ENTRIES PROVIDED →
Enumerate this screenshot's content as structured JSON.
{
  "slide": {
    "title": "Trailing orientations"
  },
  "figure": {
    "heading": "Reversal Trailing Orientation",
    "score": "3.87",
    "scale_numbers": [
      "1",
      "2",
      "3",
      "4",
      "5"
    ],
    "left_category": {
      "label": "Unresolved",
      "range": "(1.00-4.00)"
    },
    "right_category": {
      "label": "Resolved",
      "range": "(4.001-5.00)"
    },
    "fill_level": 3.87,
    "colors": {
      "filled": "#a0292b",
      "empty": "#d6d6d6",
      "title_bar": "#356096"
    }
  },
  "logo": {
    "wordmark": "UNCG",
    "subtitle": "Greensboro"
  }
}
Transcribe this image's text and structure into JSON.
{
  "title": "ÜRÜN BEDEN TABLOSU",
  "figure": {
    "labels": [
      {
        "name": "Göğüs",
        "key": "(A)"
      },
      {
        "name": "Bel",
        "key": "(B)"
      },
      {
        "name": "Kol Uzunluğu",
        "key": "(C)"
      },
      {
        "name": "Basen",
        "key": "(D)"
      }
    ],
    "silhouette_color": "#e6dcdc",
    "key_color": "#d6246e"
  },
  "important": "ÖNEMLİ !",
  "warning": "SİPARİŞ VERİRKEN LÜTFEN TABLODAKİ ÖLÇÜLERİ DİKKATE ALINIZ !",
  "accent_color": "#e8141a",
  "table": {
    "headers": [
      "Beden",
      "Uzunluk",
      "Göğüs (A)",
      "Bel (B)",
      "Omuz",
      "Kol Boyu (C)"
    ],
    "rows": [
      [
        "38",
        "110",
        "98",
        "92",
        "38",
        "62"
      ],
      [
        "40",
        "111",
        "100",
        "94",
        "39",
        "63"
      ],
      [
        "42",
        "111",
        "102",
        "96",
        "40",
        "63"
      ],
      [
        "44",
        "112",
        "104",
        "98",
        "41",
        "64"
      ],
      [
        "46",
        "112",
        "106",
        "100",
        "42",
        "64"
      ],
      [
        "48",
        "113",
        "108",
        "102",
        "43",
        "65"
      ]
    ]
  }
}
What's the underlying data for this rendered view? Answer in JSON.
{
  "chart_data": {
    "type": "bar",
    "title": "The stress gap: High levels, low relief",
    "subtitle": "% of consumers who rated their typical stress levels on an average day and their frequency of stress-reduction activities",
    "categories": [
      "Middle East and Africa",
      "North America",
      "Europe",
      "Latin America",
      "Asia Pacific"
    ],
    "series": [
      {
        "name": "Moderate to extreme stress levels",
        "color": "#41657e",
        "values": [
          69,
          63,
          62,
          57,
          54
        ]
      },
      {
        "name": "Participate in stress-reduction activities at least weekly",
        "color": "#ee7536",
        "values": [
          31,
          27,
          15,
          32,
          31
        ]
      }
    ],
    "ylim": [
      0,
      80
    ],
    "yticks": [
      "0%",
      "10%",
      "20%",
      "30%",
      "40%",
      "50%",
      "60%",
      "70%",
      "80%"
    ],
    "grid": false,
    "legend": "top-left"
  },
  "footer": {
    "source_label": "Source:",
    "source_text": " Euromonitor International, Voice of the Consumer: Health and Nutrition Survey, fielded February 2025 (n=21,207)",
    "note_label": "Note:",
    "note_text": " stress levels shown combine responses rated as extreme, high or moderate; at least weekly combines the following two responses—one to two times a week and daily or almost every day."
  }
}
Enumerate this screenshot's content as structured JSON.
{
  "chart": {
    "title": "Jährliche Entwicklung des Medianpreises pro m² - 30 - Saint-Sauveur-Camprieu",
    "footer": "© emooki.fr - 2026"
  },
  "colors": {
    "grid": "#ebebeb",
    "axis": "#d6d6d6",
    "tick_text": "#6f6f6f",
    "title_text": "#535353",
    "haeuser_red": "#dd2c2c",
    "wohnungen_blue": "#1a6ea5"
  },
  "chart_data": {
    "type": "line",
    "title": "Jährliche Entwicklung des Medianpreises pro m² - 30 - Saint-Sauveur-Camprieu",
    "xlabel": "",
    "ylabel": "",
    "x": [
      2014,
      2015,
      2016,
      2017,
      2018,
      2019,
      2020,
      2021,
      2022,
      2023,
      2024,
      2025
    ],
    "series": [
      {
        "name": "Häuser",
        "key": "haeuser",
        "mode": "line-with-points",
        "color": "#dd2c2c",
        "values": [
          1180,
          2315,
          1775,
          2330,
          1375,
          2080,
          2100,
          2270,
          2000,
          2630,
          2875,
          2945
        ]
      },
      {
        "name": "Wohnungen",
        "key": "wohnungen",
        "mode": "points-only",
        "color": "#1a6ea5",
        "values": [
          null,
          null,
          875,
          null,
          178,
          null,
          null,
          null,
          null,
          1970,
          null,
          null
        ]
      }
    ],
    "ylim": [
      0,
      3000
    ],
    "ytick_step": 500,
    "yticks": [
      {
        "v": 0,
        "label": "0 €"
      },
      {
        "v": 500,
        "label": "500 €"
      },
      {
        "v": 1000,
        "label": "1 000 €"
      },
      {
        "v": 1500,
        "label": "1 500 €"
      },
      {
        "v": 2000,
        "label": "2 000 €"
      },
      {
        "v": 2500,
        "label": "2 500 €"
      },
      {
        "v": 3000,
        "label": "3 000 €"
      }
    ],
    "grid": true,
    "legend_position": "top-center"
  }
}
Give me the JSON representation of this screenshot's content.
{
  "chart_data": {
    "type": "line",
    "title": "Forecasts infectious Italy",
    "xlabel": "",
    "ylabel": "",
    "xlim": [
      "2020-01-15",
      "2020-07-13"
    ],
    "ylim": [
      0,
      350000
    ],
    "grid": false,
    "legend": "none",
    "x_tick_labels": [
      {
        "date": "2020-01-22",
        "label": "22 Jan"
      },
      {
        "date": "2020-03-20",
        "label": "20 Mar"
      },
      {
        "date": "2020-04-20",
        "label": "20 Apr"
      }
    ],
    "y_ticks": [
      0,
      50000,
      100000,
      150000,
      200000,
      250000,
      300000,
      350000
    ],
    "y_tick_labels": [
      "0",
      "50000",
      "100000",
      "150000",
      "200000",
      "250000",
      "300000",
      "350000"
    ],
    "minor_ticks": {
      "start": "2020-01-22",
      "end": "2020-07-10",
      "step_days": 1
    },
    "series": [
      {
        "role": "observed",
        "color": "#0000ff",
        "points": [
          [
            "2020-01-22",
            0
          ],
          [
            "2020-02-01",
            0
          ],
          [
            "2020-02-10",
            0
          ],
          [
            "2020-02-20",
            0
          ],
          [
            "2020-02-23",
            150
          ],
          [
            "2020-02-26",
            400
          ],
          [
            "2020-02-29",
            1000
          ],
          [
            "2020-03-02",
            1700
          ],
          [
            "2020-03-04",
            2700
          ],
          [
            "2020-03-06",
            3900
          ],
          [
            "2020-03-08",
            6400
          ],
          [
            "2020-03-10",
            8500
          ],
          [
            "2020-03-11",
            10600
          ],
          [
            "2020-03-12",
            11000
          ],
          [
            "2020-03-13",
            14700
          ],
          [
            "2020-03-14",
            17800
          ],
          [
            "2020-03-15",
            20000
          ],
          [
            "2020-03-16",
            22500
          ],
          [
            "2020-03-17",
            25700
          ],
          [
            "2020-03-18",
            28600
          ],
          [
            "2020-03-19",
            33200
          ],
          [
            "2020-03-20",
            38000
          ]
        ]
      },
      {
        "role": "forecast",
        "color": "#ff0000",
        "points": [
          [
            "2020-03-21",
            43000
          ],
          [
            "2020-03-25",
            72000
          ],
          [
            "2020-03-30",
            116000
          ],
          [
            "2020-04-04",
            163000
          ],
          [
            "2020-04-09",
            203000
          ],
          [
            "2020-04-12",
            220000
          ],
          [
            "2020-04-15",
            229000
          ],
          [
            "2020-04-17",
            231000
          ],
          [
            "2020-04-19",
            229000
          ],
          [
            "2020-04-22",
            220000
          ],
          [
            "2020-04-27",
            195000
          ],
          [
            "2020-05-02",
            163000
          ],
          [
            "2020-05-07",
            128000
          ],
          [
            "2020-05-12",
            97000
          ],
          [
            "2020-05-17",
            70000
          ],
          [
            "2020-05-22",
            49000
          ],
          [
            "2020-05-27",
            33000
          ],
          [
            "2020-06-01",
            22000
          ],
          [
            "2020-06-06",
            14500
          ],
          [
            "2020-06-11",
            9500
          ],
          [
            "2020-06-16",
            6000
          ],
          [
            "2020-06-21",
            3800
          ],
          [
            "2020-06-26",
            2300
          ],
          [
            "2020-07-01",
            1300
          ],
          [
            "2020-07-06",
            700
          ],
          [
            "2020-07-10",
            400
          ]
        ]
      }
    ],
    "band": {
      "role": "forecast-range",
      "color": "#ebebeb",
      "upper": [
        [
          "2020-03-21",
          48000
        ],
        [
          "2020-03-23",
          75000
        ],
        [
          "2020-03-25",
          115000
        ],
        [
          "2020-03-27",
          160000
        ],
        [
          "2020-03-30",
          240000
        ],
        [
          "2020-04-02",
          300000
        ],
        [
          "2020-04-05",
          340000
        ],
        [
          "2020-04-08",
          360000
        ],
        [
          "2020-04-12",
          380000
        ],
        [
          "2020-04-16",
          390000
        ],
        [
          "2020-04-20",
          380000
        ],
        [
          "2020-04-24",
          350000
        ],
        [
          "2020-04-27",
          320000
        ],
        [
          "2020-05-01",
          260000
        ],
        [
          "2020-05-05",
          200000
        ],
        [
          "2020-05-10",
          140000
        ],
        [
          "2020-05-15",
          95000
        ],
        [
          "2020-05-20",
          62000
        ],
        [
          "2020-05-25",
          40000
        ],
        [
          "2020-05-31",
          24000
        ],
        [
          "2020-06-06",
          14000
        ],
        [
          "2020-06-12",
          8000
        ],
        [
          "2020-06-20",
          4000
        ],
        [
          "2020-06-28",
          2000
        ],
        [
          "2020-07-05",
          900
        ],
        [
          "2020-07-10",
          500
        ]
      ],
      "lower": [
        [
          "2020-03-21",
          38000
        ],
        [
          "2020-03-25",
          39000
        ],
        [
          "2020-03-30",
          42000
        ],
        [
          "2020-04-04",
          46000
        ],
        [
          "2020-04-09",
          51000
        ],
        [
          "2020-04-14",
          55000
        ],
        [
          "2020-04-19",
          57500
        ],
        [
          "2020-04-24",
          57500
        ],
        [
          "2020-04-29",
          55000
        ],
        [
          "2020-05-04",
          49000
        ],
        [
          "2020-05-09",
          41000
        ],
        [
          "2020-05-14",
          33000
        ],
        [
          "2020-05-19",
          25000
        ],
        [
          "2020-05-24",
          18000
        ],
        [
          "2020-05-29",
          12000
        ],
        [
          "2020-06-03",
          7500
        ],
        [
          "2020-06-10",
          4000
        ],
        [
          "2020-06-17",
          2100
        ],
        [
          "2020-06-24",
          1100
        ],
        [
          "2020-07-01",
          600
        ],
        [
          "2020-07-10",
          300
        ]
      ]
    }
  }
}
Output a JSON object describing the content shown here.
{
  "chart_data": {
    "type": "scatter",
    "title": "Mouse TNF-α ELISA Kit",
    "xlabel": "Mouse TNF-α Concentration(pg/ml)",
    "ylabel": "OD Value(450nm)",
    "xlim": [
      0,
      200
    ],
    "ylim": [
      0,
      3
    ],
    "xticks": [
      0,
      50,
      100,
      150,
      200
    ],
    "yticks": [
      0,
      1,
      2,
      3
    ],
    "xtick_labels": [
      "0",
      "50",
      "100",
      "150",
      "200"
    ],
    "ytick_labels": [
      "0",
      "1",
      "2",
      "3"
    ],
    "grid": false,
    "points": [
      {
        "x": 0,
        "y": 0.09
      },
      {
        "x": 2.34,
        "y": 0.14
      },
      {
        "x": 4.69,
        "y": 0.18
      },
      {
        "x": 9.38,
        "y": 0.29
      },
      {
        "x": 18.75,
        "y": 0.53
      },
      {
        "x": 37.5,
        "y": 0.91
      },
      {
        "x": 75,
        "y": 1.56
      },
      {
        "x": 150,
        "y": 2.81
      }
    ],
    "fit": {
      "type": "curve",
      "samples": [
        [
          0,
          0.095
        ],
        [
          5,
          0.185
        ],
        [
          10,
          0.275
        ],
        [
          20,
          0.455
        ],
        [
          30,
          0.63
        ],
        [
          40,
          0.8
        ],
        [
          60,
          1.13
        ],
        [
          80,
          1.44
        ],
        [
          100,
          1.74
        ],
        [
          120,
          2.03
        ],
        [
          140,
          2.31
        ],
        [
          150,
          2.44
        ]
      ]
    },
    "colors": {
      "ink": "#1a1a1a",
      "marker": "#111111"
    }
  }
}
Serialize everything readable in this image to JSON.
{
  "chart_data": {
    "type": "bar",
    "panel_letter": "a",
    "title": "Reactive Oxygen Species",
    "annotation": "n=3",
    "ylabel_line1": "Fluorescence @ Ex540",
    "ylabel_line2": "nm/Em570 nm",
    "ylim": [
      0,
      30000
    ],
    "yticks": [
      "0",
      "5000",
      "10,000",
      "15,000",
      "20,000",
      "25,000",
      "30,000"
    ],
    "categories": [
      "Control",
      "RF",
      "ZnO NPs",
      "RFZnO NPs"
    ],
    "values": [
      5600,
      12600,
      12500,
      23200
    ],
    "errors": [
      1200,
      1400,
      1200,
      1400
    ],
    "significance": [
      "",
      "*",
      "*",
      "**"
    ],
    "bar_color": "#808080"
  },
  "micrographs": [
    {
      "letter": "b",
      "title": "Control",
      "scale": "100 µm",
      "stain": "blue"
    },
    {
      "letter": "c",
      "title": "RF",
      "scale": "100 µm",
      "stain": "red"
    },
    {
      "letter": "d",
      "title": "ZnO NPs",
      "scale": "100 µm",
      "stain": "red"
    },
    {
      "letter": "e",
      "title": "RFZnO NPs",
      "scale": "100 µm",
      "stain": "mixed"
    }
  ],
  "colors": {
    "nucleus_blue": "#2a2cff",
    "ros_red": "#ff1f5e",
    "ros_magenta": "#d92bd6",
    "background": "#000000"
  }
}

WORK REQUIRED → List every line in the records above that contains the word "name".

EXERCISE ANSWER →
        "name": "Göğüs",
        "name": "Bel",
        "name": "Kol Uzunluğu",
        "name": "Basen",
        "name": "Moderate to extreme stress levels",
        "name": "Participate in stress-reduction activities at least weekly",
        "name": "Häuser",
        "name": "Wohnungen",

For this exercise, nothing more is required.